(SUPPLIED DATA):
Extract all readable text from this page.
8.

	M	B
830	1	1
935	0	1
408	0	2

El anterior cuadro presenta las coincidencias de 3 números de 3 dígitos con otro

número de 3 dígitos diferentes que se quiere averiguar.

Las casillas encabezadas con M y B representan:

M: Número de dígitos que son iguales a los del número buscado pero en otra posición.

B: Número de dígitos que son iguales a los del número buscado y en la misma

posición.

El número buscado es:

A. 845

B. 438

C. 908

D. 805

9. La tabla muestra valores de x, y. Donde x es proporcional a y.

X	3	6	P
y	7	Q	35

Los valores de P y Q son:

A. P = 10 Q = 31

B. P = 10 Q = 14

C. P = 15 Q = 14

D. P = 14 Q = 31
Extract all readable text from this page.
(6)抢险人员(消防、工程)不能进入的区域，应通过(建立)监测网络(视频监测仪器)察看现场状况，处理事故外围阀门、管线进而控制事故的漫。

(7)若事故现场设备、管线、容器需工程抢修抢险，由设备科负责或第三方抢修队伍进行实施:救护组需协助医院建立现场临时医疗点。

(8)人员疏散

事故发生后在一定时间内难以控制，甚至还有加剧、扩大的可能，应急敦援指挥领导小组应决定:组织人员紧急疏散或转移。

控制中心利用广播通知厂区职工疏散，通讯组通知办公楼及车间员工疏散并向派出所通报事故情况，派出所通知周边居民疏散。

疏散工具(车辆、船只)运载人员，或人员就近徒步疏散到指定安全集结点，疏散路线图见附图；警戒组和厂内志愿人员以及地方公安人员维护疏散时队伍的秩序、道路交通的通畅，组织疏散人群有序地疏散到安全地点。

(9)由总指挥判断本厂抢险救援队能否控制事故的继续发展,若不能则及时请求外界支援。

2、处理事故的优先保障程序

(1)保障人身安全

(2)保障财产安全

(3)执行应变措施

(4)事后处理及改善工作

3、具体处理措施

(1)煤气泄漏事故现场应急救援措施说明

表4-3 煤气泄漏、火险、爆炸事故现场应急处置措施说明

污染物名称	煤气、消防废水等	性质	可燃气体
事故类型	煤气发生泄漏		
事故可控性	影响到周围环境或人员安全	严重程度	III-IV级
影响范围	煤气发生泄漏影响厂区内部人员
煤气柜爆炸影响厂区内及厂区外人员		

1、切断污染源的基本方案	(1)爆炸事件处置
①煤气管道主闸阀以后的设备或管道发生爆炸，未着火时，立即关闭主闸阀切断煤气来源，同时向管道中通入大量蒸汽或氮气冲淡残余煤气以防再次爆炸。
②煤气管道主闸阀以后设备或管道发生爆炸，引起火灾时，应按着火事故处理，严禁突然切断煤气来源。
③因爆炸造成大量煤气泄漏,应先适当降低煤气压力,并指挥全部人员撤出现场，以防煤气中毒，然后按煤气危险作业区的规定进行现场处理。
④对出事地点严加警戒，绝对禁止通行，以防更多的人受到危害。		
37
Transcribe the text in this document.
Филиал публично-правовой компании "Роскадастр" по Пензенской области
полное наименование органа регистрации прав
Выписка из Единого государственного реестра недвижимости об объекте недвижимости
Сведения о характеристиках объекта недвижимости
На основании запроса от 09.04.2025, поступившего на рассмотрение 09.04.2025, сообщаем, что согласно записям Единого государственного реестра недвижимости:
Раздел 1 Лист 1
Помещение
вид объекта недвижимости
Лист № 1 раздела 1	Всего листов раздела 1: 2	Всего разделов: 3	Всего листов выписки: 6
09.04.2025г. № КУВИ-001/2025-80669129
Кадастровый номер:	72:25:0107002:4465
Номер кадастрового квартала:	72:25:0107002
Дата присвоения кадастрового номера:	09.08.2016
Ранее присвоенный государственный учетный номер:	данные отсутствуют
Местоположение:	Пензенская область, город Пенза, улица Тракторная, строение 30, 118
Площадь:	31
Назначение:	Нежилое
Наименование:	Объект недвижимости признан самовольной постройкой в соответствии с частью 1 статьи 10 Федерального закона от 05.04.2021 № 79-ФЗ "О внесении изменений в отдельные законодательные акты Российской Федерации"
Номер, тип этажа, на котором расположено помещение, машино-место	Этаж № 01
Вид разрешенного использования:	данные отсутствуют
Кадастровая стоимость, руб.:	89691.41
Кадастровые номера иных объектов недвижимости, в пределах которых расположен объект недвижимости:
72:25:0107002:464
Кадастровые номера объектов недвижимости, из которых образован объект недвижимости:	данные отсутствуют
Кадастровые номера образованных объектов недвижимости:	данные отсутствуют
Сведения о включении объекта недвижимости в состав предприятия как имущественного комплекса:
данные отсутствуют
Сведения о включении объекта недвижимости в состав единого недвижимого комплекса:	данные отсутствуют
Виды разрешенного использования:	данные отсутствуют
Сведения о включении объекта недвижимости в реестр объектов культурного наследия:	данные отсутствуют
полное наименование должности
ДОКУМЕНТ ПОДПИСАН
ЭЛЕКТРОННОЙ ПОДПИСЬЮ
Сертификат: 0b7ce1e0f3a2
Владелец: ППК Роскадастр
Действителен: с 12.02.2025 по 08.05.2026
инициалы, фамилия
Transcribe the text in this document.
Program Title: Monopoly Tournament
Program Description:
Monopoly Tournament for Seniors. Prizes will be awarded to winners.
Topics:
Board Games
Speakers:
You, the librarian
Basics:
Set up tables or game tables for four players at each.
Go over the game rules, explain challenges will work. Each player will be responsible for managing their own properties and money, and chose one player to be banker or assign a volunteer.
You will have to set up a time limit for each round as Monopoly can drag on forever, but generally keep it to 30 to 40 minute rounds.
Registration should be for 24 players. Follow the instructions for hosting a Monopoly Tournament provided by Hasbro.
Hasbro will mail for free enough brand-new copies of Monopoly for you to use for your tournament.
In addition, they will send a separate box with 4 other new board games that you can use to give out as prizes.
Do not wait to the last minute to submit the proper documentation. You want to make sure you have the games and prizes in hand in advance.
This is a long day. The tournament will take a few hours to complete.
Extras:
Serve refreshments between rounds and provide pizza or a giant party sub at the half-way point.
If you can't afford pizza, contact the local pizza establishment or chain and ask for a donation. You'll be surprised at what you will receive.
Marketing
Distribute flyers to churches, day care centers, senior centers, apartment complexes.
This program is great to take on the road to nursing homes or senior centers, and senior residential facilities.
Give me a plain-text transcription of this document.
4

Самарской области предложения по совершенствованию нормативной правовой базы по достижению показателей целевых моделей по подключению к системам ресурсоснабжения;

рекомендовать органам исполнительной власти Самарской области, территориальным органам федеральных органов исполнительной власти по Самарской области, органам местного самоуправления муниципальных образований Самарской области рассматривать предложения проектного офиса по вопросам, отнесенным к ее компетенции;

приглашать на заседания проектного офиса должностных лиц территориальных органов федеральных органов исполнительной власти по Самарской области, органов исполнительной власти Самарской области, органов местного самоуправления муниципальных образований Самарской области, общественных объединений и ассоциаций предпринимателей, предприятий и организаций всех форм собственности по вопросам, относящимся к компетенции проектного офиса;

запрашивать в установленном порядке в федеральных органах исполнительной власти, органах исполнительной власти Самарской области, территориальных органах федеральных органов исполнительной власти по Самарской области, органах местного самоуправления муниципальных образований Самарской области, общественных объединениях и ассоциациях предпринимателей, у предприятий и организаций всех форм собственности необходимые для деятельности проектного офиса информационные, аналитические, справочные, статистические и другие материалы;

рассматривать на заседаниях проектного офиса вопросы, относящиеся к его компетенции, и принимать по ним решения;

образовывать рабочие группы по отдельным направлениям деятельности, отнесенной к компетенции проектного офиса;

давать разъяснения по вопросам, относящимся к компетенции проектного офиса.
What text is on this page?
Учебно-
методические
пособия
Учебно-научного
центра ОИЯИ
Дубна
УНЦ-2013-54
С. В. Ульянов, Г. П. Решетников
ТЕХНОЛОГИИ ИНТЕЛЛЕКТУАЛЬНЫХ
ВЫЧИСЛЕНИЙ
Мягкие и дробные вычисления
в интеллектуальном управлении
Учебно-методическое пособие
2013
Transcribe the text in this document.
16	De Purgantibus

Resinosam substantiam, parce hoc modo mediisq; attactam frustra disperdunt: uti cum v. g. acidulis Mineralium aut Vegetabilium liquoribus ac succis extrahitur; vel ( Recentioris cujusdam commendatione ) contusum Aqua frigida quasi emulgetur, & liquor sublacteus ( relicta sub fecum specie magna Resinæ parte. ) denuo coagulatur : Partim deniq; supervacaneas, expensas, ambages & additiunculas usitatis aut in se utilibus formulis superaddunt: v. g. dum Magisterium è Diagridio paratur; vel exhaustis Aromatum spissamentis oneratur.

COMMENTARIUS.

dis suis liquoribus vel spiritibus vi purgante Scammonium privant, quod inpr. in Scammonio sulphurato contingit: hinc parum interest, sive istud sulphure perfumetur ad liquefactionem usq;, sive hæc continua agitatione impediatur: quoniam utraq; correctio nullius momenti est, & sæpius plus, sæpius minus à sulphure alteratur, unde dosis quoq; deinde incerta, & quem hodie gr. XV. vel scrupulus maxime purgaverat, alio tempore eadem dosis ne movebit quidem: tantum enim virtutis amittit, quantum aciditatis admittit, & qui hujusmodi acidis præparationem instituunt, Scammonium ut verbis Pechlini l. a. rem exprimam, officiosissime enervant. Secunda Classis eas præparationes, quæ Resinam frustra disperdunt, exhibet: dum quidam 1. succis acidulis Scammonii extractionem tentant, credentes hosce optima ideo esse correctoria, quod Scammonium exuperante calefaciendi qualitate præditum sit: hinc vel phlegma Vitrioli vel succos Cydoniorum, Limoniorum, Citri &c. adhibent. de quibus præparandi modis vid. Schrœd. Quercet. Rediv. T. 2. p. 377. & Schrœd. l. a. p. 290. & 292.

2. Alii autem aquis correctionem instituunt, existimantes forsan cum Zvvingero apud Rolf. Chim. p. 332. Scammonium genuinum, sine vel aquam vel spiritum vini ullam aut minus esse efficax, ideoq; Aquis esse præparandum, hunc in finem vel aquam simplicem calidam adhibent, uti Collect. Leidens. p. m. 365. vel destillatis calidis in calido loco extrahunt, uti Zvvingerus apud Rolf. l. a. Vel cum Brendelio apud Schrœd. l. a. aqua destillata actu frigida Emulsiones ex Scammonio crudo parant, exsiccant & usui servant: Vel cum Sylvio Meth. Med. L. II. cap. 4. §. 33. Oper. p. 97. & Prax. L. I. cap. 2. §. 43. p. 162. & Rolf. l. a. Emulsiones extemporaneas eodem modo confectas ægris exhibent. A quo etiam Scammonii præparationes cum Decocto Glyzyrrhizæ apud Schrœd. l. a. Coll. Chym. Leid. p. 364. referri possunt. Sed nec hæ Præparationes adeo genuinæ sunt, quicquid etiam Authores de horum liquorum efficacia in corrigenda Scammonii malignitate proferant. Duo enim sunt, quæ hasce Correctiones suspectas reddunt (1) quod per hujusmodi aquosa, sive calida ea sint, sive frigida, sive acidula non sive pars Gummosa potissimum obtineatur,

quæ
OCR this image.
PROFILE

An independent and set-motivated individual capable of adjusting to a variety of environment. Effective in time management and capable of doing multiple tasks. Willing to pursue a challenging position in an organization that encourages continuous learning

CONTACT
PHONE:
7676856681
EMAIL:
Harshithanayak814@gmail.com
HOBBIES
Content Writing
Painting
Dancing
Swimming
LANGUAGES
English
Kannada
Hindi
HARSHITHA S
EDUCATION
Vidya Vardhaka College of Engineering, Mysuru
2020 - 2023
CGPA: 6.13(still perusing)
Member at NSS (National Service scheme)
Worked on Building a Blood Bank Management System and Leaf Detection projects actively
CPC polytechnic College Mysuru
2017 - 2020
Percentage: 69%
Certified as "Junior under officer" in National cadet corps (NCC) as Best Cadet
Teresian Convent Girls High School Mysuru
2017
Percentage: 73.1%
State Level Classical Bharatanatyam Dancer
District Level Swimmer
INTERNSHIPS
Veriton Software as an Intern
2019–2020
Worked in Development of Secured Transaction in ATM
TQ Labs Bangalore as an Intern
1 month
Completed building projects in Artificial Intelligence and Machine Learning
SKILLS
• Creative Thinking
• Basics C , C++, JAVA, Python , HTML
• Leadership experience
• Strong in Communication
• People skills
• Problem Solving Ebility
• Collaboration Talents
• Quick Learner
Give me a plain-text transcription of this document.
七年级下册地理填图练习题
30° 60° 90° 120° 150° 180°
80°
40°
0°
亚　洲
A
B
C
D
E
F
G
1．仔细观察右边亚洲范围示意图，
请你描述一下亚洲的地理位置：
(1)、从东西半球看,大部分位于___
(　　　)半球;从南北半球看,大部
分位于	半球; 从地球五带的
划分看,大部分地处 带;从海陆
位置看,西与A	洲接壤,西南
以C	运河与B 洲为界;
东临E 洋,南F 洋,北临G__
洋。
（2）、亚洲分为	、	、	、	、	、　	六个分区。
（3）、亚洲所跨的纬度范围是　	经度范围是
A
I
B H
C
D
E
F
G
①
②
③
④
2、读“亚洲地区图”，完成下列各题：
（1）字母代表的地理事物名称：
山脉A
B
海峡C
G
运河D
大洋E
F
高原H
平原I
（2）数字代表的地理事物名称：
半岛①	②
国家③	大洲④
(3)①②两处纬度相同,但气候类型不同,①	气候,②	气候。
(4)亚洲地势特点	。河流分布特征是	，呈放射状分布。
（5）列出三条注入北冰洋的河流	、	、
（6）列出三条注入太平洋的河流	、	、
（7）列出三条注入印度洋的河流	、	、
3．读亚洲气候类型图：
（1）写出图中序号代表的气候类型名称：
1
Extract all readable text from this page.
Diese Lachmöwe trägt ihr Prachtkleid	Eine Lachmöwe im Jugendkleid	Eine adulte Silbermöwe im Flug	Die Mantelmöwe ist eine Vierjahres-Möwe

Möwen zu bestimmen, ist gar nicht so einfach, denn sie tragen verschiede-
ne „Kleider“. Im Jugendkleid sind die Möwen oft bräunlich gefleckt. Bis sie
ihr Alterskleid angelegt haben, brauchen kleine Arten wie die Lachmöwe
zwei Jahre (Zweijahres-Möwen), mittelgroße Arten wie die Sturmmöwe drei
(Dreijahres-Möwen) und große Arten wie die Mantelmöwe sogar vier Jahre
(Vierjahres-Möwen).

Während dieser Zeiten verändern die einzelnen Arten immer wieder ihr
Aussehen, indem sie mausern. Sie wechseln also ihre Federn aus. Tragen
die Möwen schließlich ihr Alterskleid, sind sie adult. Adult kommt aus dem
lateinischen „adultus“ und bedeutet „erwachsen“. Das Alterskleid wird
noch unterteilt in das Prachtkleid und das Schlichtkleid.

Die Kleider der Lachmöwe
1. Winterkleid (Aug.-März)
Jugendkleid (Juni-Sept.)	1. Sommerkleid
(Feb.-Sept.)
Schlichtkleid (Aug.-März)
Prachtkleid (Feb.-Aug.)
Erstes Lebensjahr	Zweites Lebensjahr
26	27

(TO BE DONE): From the data, pick out every line that includes "данные".

(COMPLETED TASK):
Ранее присвоенный государственный учетный номер:	данные отсутствуют
Вид разрешенного использования:	данные отсутствуют
Кадастровые номера объектов недвижимости, из которых образован объект недвижимости:	данные отсутствуют
Кадастровые номера образованных объектов недвижимости:	данные отсутствуют
данные отсутствуют
Сведения о включении объекта недвижимости в состав единого недвижимого комплекса:	данные отсутствуют
Виды разрешенного использования:	данные отсутствуют
Сведения о включении объекта недвижимости в реестр объектов культурного наследия:	данные отсутствуют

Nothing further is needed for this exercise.